■ Exercise details:
Restate all the material verbatim, except for the pictures.

(Collected data)
_____

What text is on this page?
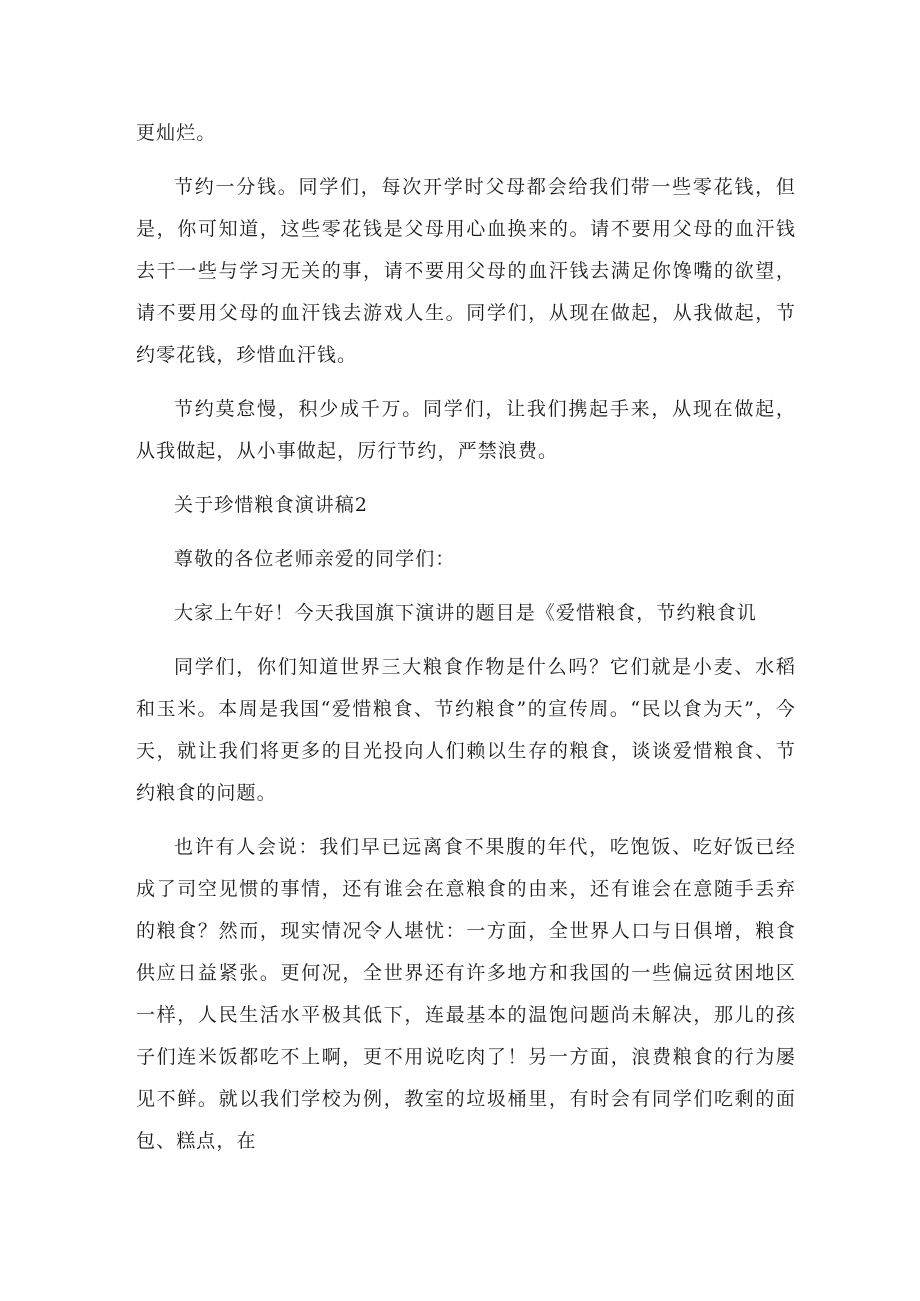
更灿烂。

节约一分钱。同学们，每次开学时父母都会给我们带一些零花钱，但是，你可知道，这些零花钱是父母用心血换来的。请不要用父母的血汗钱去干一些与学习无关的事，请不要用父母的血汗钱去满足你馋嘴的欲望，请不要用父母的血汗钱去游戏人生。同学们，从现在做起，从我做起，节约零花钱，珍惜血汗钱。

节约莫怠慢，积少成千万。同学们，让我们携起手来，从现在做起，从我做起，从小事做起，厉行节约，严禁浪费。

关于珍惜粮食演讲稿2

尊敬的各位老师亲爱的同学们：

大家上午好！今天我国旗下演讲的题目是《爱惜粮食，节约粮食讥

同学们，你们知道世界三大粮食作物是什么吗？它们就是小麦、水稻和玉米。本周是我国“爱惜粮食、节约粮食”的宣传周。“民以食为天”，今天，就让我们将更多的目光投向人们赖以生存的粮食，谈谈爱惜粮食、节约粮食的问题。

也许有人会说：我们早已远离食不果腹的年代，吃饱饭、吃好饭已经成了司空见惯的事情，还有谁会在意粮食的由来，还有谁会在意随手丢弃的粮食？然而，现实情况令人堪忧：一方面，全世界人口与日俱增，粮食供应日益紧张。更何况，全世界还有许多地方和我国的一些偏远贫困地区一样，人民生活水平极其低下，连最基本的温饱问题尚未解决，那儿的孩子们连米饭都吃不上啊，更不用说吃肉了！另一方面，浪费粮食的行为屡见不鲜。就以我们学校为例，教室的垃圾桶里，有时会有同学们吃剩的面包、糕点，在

_____

■ Written solution:
What text is on this page?
更灿烂。

节约一分钱。同学们，每次开学时父母都会给我们带一些零花钱，但是，你可知道，这些零花钱是父母用心血换来的。请不要用父母的血汗钱去干一些与学习无关的事，请不要用父母的血汗钱去满足你馋嘴的欲望，请不要用父母的血汗钱去游戏人生。同学们，从现在做起，从我做起，节约零花钱，珍惜血汗钱。

节约莫怠慢，积少成千万。同学们，让我们携起手来，从现在做起，从我做起，从小事做起，厉行节约，严禁浪费。

关于珍惜粮食演讲稿2

尊敬的各位老师亲爱的同学们：

大家上午好！今天我国旗下演讲的题目是《爱惜粮食，节约粮食讥

同学们，你们知道世界三大粮食作物是什么吗？它们就是小麦、水稻和玉米。本周是我国“爱惜粮食、节约粮食”的宣传周。“民以食为天”，今天，就让我们将更多的目光投向人们赖以生存的粮食，谈谈爱惜粮食、节约粮食的问题。

也许有人会说：我们早已远离食不果腹的年代，吃饱饭、吃好饭已经成了司空见惯的事情，还有谁会在意粮食的由来，还有谁会在意随手丢弃的粮食？然而，现实情况令人堪忧：一方面，全世界人口与日俱增，粮食供应日益紧张。更何况，全世界还有许多地方和我国的一些偏远贫困地区一样，人民生活水平极其低下，连最基本的温饱问题尚未解决，那儿的孩子们连米饭都吃不上啊，更不用说吃肉了！另一方面，浪费粮食的行为屡见不鲜。就以我们学校为例，教室的垃圾桶里，有时会有同学们吃剩的面包、糕点，在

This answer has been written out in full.